• **Written exercise**: Quote, without change, all of the lines that follow.

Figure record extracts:
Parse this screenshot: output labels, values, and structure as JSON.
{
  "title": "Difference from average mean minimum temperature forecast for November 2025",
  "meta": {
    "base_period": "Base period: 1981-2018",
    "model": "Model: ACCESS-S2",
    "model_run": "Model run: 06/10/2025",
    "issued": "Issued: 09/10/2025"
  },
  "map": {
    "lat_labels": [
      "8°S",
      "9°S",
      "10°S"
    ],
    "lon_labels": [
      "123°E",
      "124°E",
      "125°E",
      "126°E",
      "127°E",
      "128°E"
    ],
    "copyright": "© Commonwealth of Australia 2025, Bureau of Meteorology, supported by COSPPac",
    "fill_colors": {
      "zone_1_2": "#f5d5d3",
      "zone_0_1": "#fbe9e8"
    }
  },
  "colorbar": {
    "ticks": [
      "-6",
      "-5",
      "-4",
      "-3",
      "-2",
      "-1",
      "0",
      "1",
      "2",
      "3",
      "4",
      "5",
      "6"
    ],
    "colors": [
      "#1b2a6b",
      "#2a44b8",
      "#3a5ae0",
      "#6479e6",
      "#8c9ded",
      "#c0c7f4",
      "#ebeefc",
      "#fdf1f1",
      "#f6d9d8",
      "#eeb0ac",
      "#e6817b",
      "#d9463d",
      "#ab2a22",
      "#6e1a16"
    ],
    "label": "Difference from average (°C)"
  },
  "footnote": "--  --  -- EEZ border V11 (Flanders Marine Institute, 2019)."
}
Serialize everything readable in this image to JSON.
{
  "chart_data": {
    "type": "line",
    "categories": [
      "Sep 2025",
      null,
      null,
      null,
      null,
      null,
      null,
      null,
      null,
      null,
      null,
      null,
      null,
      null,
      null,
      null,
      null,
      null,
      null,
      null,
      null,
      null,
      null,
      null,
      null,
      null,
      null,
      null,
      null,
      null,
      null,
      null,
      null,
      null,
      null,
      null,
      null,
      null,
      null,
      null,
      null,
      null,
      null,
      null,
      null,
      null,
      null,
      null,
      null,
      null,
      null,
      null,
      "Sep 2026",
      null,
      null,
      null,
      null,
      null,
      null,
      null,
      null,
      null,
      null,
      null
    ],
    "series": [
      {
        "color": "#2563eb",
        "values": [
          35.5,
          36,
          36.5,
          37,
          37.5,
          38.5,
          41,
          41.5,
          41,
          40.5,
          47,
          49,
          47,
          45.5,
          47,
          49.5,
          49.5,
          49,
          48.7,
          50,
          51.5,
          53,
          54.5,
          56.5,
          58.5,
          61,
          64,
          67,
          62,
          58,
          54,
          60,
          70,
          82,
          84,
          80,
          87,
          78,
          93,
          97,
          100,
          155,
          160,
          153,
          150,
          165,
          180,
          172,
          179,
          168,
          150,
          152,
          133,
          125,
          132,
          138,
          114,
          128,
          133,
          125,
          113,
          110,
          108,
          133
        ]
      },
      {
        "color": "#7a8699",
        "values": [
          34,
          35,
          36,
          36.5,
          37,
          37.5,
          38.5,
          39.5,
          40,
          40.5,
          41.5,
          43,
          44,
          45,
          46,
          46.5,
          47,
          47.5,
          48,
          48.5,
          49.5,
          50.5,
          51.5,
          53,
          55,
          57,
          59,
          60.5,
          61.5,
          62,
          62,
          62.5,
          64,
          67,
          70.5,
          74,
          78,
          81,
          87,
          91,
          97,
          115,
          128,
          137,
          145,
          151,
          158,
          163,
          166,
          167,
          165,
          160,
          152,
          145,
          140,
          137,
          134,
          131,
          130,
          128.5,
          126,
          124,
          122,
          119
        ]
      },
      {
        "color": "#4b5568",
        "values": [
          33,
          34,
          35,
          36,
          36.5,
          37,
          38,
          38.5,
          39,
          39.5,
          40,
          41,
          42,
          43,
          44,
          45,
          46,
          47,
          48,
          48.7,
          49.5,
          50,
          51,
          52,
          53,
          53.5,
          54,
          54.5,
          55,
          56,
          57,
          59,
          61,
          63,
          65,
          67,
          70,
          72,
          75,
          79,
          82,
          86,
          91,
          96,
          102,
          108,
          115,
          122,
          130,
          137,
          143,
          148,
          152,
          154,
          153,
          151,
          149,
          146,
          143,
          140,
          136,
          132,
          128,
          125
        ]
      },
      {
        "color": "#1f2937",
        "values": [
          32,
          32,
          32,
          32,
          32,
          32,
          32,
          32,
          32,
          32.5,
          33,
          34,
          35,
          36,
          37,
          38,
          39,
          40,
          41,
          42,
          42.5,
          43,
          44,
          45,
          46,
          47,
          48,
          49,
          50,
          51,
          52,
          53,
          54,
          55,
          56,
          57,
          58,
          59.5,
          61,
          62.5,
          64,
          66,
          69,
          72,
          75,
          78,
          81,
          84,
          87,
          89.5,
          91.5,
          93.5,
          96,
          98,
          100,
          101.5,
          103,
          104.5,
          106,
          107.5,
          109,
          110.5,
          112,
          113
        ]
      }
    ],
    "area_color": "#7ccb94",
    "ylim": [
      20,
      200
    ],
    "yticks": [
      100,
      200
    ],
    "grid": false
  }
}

• **Correct answer**:
Parse this screenshot: output labels, values, and structure as JSON.
{
  "title": "Difference from average mean minimum temperature forecast for November 2025",
  "meta": {
    "base_period": "Base period: 1981-2018",
    "model": "Model: ACCESS-S2",
    "model_run": "Model run: 06/10/2025",
    "issued": "Issued: 09/10/2025"
  },
  "map": {
    "lat_labels": [
      "8°S",
      "9°S",
      "10°S"
    ],
    "lon_labels": [
      "123°E",
      "124°E",
      "125°E",
      "126°E",
      "127°E",
      "128°E"
    ],
    "copyright": "© Commonwealth of Australia 2025, Bureau of Meteorology, supported by COSPPac",
    "fill_colors": {
      "zone_1_2": "#f5d5d3",
      "zone_0_1": "#fbe9e8"
    }
  },
  "colorbar": {
    "ticks": [
      "-6",
      "-5",
      "-4",
      "-3",
      "-2",
      "-1",
      "0",
      "1",
      "2",
      "3",
      "4",
      "5",
      "6"
    ],
    "colors": [
      "#1b2a6b",
      "#2a44b8",
      "#3a5ae0",
      "#6479e6",
      "#8c9ded",
      "#c0c7f4",
      "#ebeefc",
      "#fdf1f1",
      "#f6d9d8",
      "#eeb0ac",
      "#e6817b",
      "#d9463d",
      "#ab2a22",
      "#6e1a16"
    ],
    "label": "Difference from average (°C)"
  },
  "footnote": "--  --  -- EEZ border V11 (Flanders Marine Institute, 2019)."
}
Serialize everything readable in this image to JSON.
{
  "chart_data": {
    "type": "line",
    "categories": [
      "Sep 2025",
      null,
      null,
      null,
      null,
      null,
      null,
      null,
      null,
      null,
      null,
      null,
      null,
      null,
      null,
      null,
      null,
      null,
      null,
      null,
      null,
      null,
      null,
      null,
      null,
      null,
      null,
      null,
      null,
      null,
      null,
      null,
      null,
      null,
      null,
      null,
      null,
      null,
      null,
      null,
      null,
      null,
      null,
      null,
      null,
      null,
      null,
      null,
      null,
      null,
      null,
      null,
      "Sep 2026",
      null,
      null,
      null,
      null,
      null,
      null,
      null,
      null,
      null,
      null,
      null
    ],
    "series": [
      {
        "color": "#2563eb",
        "values": [
          35.5,
          36,
          36.5,
          37,
          37.5,
          38.5,
          41,
          41.5,
          41,
          40.5,
          47,
          49,
          47,
          45.5,
          47,
          49.5,
          49.5,
          49,
          48.7,
          50,
          51.5,
          53,
          54.5,
          56.5,
          58.5,
          61,
          64,
          67,
          62,
          58,
          54,
          60,
          70,
          82,
          84,
          80,
          87,
          78,
          93,
          97,
          100,
          155,
          160,
          153,
          150,
          165,
          180,
          172,
          179,
          168,
          150,
          152,
          133,
          125,
          132,
          138,
          114,
          128,
          133,
          125,
          113,
          110,
          108,
          133
        ]
      },
      {
        "color": "#7a8699",
        "values": [
          34,
          35,
          36,
          36.5,
          37,
          37.5,
          38.5,
          39.5,
          40,
          40.5,
          41.5,
          43,
          44,
          45,
          46,
          46.5,
          47,
          47.5,
          48,
          48.5,
          49.5,
          50.5,
          51.5,
          53,
          55,
          57,
          59,
          60.5,
          61.5,
          62,
          62,
          62.5,
          64,
          67,
          70.5,
          74,
          78,
          81,
          87,
          91,
          97,
          115,
          128,
          137,
          145,
          151,
          158,
          163,
          166,
          167,
          165,
          160,
          152,
          145,
          140,
          137,
          134,
          131,
          130,
          128.5,
          126,
          124,
          122,
          119
        ]
      },
      {
        "color": "#4b5568",
        "values": [
          33,
          34,
          35,
          36,
          36.5,
          37,
          38,
          38.5,
          39,
          39.5,
          40,
          41,
          42,
          43,
          44,
          45,
          46,
          47,
          48,
          48.7,
          49.5,
          50,
          51,
          52,
          53,
          53.5,
          54,
          54.5,
          55,
          56,
          57,
          59,
          61,
          63,
          65,
          67,
          70,
          72,
          75,
          79,
          82,
          86,
          91,
          96,
          102,
          108,
          115,
          122,
          130,
          137,
          143,
          148,
          152,
          154,
          153,
          151,
          149,
          146,
          143,
          140,
          136,
          132,
          128,
          125
        ]
      },
      {
        "color": "#1f2937",
        "values": [
          32,
          32,
          32,
          32,
          32,
          32,
          32,
          32,
          32,
          32.5,
          33,
          34,
          35,
          36,
          37,
          38,
          39,
          40,
          41,
          42,
          42.5,
          43,
          44,
          45,
          46,
          47,
          48,
          49,
          50,
          51,
          52,
          53,
          54,
          55,
          56,
          57,
          58,
          59.5,
          61,
          62.5,
          64,
          66,
          69,
          72,
          75,
          78,
          81,
          84,
          87,
          89.5,
          91.5,
          93.5,
          96,
          98,
          100,
          101.5,
          103,
          104.5,
          106,
          107.5,
          109,
          110.5,
          112,
          113
        ]
      }
    ],
    "area_color": "#7ccb94",
    "ylim": [
      20,
      200
    ],
    "yticks": [
      100,
      200
    ],
    "grid": false
  }
}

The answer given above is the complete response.